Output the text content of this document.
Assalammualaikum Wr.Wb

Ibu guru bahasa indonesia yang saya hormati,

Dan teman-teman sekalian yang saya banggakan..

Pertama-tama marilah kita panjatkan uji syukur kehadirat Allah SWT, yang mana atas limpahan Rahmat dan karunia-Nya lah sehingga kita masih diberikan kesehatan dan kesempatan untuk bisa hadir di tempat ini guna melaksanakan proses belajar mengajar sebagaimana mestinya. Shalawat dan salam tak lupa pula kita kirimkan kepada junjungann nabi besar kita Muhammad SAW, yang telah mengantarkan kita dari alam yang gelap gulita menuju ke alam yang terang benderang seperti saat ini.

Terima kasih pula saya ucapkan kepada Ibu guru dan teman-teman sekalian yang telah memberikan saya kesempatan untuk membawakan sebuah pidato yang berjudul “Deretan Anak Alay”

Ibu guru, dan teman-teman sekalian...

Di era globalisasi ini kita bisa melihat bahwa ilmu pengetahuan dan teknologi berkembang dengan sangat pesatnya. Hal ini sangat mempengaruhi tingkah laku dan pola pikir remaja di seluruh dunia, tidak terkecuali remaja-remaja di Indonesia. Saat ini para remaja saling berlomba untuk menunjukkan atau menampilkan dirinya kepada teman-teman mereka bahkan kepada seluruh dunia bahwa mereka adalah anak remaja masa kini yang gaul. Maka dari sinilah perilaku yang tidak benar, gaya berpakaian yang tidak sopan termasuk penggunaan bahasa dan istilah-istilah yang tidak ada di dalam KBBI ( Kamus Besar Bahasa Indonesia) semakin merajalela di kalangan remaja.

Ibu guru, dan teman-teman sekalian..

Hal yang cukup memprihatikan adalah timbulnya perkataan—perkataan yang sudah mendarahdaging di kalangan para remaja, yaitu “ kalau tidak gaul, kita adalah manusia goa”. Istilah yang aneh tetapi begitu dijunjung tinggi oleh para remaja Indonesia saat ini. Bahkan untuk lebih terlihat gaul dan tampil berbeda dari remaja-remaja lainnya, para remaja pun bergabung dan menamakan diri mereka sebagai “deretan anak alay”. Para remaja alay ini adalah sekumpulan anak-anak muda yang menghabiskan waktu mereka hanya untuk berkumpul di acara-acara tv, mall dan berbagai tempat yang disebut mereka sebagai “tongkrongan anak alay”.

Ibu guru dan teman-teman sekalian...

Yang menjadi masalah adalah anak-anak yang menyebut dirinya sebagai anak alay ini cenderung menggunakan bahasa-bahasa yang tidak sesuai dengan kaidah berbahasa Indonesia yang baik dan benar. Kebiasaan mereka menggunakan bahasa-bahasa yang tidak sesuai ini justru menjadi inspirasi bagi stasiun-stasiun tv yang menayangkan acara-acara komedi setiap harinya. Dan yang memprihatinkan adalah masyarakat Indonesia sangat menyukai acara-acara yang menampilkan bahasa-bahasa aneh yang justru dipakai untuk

• Instruction
Quote every record above exactly.

• Solution to this task
Output the text content of this document.
Assalammualaikum Wr.Wb

Ibu guru bahasa indonesia yang saya hormati,

Dan teman-teman sekalian yang saya banggakan..

Pertama-tama marilah kita panjatkan uji syukur kehadirat Allah SWT, yang mana atas limpahan Rahmat dan karunia-Nya lah sehingga kita masih diberikan kesehatan dan kesempatan untuk bisa hadir di tempat ini guna melaksanakan proses belajar mengajar sebagaimana mestinya. Shalawat dan salam tak lupa pula kita kirimkan kepada junjungann nabi besar kita Muhammad SAW, yang telah mengantarkan kita dari alam yang gelap gulita menuju ke alam yang terang benderang seperti saat ini.

Terima kasih pula saya ucapkan kepada Ibu guru dan teman-teman sekalian yang telah memberikan saya kesempatan untuk membawakan sebuah pidato yang berjudul “Deretan Anak Alay”

Ibu guru, dan teman-teman sekalian...

Di era globalisasi ini kita bisa melihat bahwa ilmu pengetahuan dan teknologi berkembang dengan sangat pesatnya. Hal ini sangat mempengaruhi tingkah laku dan pola pikir remaja di seluruh dunia, tidak terkecuali remaja-remaja di Indonesia. Saat ini para remaja saling berlomba untuk menunjukkan atau menampilkan dirinya kepada teman-teman mereka bahkan kepada seluruh dunia bahwa mereka adalah anak remaja masa kini yang gaul. Maka dari sinilah perilaku yang tidak benar, gaya berpakaian yang tidak sopan termasuk penggunaan bahasa dan istilah-istilah yang tidak ada di dalam KBBI ( Kamus Besar Bahasa Indonesia) semakin merajalela di kalangan remaja.

Ibu guru, dan teman-teman sekalian..

Hal yang cukup memprihatikan adalah timbulnya perkataan—perkataan yang sudah mendarahdaging di kalangan para remaja, yaitu “ kalau tidak gaul, kita adalah manusia goa”. Istilah yang aneh tetapi begitu dijunjung tinggi oleh para remaja Indonesia saat ini. Bahkan untuk lebih terlihat gaul dan tampil berbeda dari remaja-remaja lainnya, para remaja pun bergabung dan menamakan diri mereka sebagai “deretan anak alay”. Para remaja alay ini adalah sekumpulan anak-anak muda yang menghabiskan waktu mereka hanya untuk berkumpul di acara-acara tv, mall dan berbagai tempat yang disebut mereka sebagai “tongkrongan anak alay”.

Ibu guru dan teman-teman sekalian...

Yang menjadi masalah adalah anak-anak yang menyebut dirinya sebagai anak alay ini cenderung menggunakan bahasa-bahasa yang tidak sesuai dengan kaidah berbahasa Indonesia yang baik dan benar. Kebiasaan mereka menggunakan bahasa-bahasa yang tidak sesuai ini justru menjadi inspirasi bagi stasiun-stasiun tv yang menayangkan acara-acara komedi setiap harinya. Dan yang memprihatinkan adalah masyarakat Indonesia sangat menyukai acara-acara yang menampilkan bahasa-bahasa aneh yang justru dipakai untuk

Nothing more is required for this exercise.